(Problem requirements)
Count lines, not occurrences: give the number of lines holding the word "지적공부에", and nothing besides.
------
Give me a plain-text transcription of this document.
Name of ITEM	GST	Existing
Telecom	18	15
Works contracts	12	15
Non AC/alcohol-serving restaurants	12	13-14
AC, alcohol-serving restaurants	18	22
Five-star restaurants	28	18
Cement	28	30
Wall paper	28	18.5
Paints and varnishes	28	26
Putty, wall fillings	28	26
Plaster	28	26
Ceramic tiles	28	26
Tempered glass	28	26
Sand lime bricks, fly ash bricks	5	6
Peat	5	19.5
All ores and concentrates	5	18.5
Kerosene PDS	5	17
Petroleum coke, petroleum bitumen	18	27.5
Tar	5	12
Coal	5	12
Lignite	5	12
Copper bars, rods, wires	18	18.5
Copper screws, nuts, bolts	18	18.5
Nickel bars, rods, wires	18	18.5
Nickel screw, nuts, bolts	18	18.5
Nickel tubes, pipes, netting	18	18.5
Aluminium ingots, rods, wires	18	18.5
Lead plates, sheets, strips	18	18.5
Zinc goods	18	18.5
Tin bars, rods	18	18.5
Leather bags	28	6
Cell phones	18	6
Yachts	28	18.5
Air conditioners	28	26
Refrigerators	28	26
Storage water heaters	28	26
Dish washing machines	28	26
------
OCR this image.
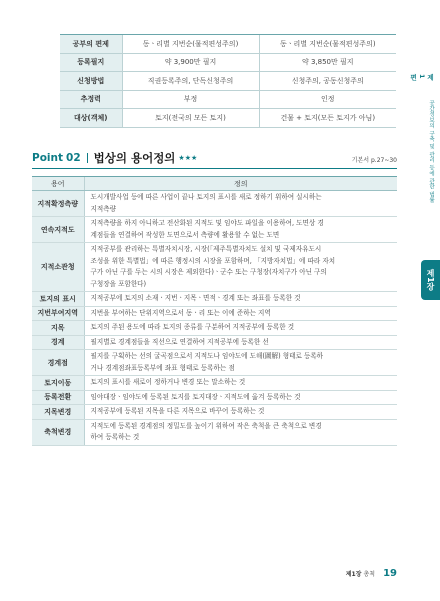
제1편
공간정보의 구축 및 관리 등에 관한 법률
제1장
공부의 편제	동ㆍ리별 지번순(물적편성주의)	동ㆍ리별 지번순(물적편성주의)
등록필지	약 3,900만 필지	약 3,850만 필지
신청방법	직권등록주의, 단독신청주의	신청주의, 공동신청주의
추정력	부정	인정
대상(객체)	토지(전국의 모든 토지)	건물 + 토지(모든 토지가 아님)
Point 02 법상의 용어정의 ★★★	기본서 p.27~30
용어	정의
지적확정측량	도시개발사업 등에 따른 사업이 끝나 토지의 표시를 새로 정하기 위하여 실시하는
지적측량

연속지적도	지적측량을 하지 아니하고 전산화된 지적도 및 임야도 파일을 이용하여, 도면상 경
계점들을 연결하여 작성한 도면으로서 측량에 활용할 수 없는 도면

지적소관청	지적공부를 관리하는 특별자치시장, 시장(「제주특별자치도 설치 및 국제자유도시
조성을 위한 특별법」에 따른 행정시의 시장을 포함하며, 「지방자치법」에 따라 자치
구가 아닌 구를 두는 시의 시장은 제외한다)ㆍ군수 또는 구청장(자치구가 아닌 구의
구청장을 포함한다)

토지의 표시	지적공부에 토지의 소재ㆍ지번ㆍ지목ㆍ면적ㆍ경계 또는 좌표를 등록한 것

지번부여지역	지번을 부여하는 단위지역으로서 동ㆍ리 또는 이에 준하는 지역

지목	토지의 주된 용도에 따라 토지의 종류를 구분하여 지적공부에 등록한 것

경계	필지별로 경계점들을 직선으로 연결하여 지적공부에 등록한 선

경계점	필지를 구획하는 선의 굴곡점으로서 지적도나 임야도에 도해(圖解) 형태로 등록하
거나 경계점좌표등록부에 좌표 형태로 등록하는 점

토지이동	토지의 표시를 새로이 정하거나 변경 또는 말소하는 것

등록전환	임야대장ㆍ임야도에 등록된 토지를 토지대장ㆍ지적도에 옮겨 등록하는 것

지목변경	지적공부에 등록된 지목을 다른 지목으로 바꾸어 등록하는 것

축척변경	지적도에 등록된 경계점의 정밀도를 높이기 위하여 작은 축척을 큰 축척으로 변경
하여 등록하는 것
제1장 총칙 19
------
(Finished exercise)
4